• [Set exercise]:
Filter the data for lines with the word "Matched", then copy every line so identified.
=====
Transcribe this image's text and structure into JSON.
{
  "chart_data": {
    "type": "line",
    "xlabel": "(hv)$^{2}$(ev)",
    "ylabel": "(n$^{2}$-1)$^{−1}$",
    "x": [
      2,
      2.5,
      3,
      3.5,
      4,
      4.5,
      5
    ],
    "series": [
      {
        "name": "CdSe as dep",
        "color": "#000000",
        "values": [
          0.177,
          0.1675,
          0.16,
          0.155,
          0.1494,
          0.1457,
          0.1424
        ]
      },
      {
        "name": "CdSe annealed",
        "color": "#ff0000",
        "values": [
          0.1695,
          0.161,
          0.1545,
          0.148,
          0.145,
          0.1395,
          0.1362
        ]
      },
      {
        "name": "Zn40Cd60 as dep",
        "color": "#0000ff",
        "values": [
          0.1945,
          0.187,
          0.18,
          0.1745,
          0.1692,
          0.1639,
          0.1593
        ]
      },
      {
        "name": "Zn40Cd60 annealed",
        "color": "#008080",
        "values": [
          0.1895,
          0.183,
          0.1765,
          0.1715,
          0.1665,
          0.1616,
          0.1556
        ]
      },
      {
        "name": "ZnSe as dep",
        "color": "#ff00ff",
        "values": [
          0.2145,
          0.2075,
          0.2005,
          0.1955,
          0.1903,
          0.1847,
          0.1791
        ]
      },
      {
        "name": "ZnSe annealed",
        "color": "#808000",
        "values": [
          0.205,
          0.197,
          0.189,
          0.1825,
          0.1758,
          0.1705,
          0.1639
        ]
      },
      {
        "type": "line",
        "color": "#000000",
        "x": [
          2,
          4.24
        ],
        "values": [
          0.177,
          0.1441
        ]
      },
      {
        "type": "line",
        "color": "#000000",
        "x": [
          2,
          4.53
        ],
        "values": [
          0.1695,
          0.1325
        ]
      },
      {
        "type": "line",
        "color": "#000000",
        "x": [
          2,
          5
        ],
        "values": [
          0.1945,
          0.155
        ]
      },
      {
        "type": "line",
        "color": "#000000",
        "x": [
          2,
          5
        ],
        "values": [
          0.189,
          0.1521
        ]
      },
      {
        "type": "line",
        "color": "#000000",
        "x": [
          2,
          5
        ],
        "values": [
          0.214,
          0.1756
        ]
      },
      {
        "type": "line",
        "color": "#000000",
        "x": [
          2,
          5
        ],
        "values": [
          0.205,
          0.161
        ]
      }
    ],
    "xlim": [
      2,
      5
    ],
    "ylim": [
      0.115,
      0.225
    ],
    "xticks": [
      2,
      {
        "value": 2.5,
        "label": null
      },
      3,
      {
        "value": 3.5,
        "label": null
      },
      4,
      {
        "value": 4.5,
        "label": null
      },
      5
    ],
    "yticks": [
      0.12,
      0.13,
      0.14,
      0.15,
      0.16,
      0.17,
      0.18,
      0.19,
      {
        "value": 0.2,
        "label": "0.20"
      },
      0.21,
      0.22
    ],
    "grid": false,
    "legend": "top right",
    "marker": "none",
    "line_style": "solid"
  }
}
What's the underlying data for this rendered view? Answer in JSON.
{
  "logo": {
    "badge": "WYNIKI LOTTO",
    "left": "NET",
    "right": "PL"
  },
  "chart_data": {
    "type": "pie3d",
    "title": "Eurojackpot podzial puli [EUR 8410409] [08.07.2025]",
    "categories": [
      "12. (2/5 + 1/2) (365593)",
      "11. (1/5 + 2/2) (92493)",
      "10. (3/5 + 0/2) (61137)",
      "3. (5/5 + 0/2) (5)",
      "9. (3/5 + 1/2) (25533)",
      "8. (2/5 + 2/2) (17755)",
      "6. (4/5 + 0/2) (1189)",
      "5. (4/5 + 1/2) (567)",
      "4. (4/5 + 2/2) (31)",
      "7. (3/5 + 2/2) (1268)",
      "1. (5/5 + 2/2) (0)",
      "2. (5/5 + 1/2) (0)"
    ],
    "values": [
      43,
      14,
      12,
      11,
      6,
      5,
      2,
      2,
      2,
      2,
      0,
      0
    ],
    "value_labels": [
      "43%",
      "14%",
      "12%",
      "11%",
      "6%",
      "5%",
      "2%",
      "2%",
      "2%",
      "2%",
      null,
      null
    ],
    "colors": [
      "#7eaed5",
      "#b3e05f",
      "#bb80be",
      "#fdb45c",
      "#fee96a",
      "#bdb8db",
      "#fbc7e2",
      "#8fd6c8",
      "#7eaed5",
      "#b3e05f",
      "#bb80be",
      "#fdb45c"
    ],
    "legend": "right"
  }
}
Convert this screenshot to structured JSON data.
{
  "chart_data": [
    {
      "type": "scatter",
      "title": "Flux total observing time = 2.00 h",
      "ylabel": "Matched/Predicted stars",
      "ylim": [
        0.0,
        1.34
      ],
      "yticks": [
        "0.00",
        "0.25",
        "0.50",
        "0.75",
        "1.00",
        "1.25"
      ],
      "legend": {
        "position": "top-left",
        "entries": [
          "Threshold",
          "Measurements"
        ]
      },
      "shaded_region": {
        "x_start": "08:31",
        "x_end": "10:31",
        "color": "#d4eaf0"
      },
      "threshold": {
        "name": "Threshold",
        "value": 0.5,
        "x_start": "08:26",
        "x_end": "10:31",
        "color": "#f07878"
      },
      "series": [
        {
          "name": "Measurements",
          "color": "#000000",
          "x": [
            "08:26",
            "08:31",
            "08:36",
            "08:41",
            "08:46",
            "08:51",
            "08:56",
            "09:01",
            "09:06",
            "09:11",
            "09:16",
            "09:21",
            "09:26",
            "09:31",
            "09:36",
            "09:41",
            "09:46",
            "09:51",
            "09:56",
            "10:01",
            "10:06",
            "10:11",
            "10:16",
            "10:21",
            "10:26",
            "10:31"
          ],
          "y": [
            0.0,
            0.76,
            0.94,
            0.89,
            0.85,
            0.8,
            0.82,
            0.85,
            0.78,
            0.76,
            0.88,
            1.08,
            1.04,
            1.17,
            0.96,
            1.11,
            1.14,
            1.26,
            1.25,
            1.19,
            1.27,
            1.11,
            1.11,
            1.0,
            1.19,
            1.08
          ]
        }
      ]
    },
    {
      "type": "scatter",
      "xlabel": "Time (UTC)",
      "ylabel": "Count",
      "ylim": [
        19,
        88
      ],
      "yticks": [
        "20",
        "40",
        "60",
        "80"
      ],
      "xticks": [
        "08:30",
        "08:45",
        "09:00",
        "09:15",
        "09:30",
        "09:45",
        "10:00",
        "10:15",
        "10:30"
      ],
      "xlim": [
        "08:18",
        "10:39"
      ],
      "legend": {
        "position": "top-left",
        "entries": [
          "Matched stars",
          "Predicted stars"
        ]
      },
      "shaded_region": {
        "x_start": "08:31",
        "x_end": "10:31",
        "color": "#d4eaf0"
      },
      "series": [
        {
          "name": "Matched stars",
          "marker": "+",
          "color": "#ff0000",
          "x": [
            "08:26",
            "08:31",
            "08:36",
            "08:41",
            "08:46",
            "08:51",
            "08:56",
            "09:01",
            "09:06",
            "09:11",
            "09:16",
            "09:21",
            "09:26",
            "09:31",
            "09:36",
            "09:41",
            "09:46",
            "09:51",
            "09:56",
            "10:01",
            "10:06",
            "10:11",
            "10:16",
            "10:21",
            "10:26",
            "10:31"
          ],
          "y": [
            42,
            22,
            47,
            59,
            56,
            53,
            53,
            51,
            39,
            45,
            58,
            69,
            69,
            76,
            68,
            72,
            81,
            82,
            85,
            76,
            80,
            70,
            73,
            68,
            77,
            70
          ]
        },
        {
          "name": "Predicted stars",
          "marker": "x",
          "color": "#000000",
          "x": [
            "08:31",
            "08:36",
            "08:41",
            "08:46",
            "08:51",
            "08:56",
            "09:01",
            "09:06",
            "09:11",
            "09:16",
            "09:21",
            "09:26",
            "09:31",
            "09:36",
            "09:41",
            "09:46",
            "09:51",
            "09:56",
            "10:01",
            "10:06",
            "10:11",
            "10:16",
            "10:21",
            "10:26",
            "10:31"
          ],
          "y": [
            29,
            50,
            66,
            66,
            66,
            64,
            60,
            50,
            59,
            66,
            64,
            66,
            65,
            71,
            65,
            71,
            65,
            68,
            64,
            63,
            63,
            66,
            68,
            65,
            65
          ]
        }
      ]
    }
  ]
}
=====
• [Written reply]:
      "ylabel": "Matched/Predicted stars",
          "Matched stars",
          "name": "Matched stars",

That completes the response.